**WHAT IS REQUIRED**
Wherever the word "color" appears in a line, extract that line.
>> START DATA FOR PROCESSING
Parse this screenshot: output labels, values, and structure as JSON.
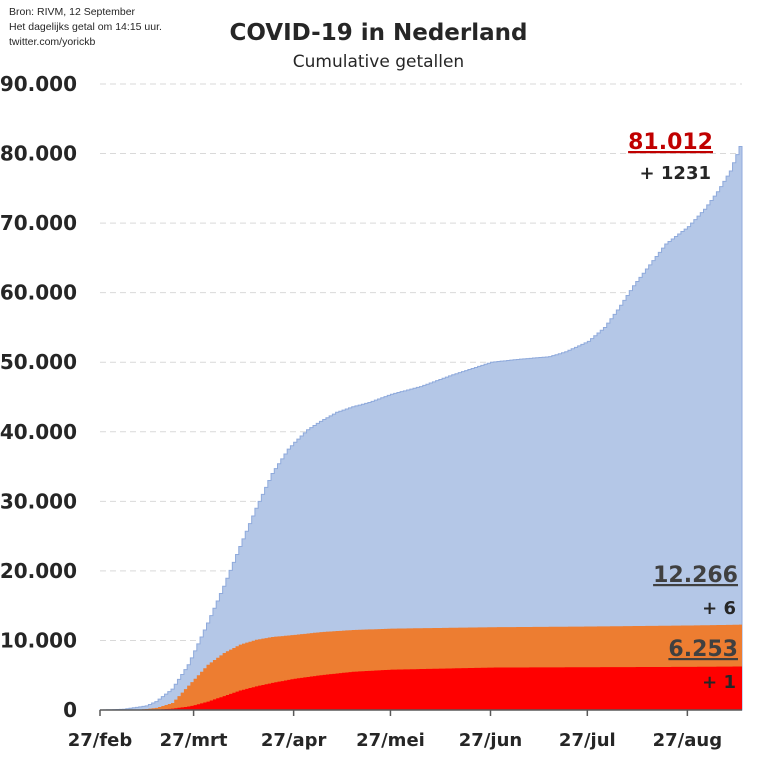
{
  "source": {
    "line1": "Bron: RIVM, 12 September",
    "line2": "Het dagelijks getal om 14:15 uur.",
    "line3": "twitter.com/yorickb"
  },
  "chart_data": {
    "type": "area",
    "title": "COVID-19 in Nederland",
    "subtitle": "Cumulative  getallen",
    "x_tick_labels": [
      "27/feb",
      "27/mrt",
      "27/apr",
      "27/mei",
      "27/jun",
      "27/jul",
      "27/aug"
    ],
    "x_range": [
      "2020-02-27",
      "2020-09-12"
    ],
    "ylim": [
      0,
      90000
    ],
    "y_ticks": [
      0,
      10000,
      20000,
      30000,
      40000,
      50000,
      60000,
      70000,
      80000,
      90000
    ],
    "y_tick_labels": [
      "0",
      "10.000",
      "20.000",
      "30.000",
      "40.000",
      "50.000",
      "60.000",
      "70.000",
      "80.000",
      "90.000"
    ],
    "grid": true,
    "series": [
      {
        "color": "#b4c7e7",
        "points": [
          [
            "2020-02-27",
            1
          ],
          [
            "2020-03-05",
            100
          ],
          [
            "2020-03-12",
            600
          ],
          [
            "2020-03-15",
            1200
          ],
          [
            "2020-03-20",
            3000
          ],
          [
            "2020-03-25",
            6500
          ],
          [
            "2020-03-27",
            8500
          ],
          [
            "2020-03-31",
            12500
          ],
          [
            "2020-04-05",
            17800
          ],
          [
            "2020-04-10",
            23500
          ],
          [
            "2020-04-15",
            29000
          ],
          [
            "2020-04-20",
            34000
          ],
          [
            "2020-04-25",
            37500
          ],
          [
            "2020-04-27",
            38500
          ],
          [
            "2020-05-01",
            40300
          ],
          [
            "2020-05-05",
            41500
          ],
          [
            "2020-05-10",
            42800
          ],
          [
            "2020-05-15",
            43600
          ],
          [
            "2020-05-20",
            44200
          ],
          [
            "2020-05-27",
            45400
          ],
          [
            "2020-06-05",
            46500
          ],
          [
            "2020-06-15",
            48200
          ],
          [
            "2020-06-27",
            50000
          ],
          [
            "2020-07-05",
            50400
          ],
          [
            "2020-07-15",
            50800
          ],
          [
            "2020-07-20",
            51500
          ],
          [
            "2020-07-27",
            53000
          ],
          [
            "2020-08-01",
            55000
          ],
          [
            "2020-08-05",
            57500
          ],
          [
            "2020-08-10",
            61000
          ],
          [
            "2020-08-15",
            64000
          ],
          [
            "2020-08-20",
            67000
          ],
          [
            "2020-08-27",
            69500
          ],
          [
            "2020-09-01",
            72000
          ],
          [
            "2020-09-05",
            74500
          ],
          [
            "2020-09-09",
            77500
          ],
          [
            "2020-09-12",
            81012
          ]
        ]
      },
      {
        "color": "#ed7d31",
        "points": [
          [
            "2020-02-27",
            0
          ],
          [
            "2020-03-10",
            50
          ],
          [
            "2020-03-15",
            300
          ],
          [
            "2020-03-20",
            1000
          ],
          [
            "2020-03-25",
            3500
          ],
          [
            "2020-03-27",
            4500
          ],
          [
            "2020-03-31",
            6500
          ],
          [
            "2020-04-05",
            8200
          ],
          [
            "2020-04-10",
            9400
          ],
          [
            "2020-04-15",
            10100
          ],
          [
            "2020-04-20",
            10500
          ],
          [
            "2020-04-27",
            10800
          ],
          [
            "2020-05-05",
            11200
          ],
          [
            "2020-05-15",
            11500
          ],
          [
            "2020-05-27",
            11700
          ],
          [
            "2020-06-27",
            11900
          ],
          [
            "2020-07-27",
            12000
          ],
          [
            "2020-08-27",
            12150
          ],
          [
            "2020-09-12",
            12266
          ]
        ]
      },
      {
        "color": "#ff0000",
        "points": [
          [
            "2020-02-27",
            0
          ],
          [
            "2020-03-10",
            10
          ],
          [
            "2020-03-15",
            50
          ],
          [
            "2020-03-20",
            200
          ],
          [
            "2020-03-25",
            500
          ],
          [
            "2020-03-27",
            700
          ],
          [
            "2020-03-31",
            1200
          ],
          [
            "2020-04-05",
            2000
          ],
          [
            "2020-04-10",
            2800
          ],
          [
            "2020-04-15",
            3400
          ],
          [
            "2020-04-20",
            3900
          ],
          [
            "2020-04-27",
            4500
          ],
          [
            "2020-05-05",
            5000
          ],
          [
            "2020-05-15",
            5500
          ],
          [
            "2020-05-27",
            5800
          ],
          [
            "2020-06-27",
            6100
          ],
          [
            "2020-07-27",
            6150
          ],
          [
            "2020-08-27",
            6200
          ],
          [
            "2020-09-12",
            6253
          ]
        ]
      }
    ],
    "annotations": [
      {
        "total": "81.012",
        "delta": "+ 1231",
        "color": "#c00000"
      },
      {
        "total": "12.266",
        "delta": "+ 6",
        "color": "#404040"
      },
      {
        "total": "6.253",
        "delta": "+ 1",
        "color": "#404040"
      }
    ]
  }
}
>> END DATA FOR PROCESSING
**ANSWER TO THE PROBLEM**
        "color": "#b4c7e7",
        "color": "#ed7d31",
        "color": "#ff0000",
        "color": "#c00000"
        "color": "#404040"
        "color": "#404040"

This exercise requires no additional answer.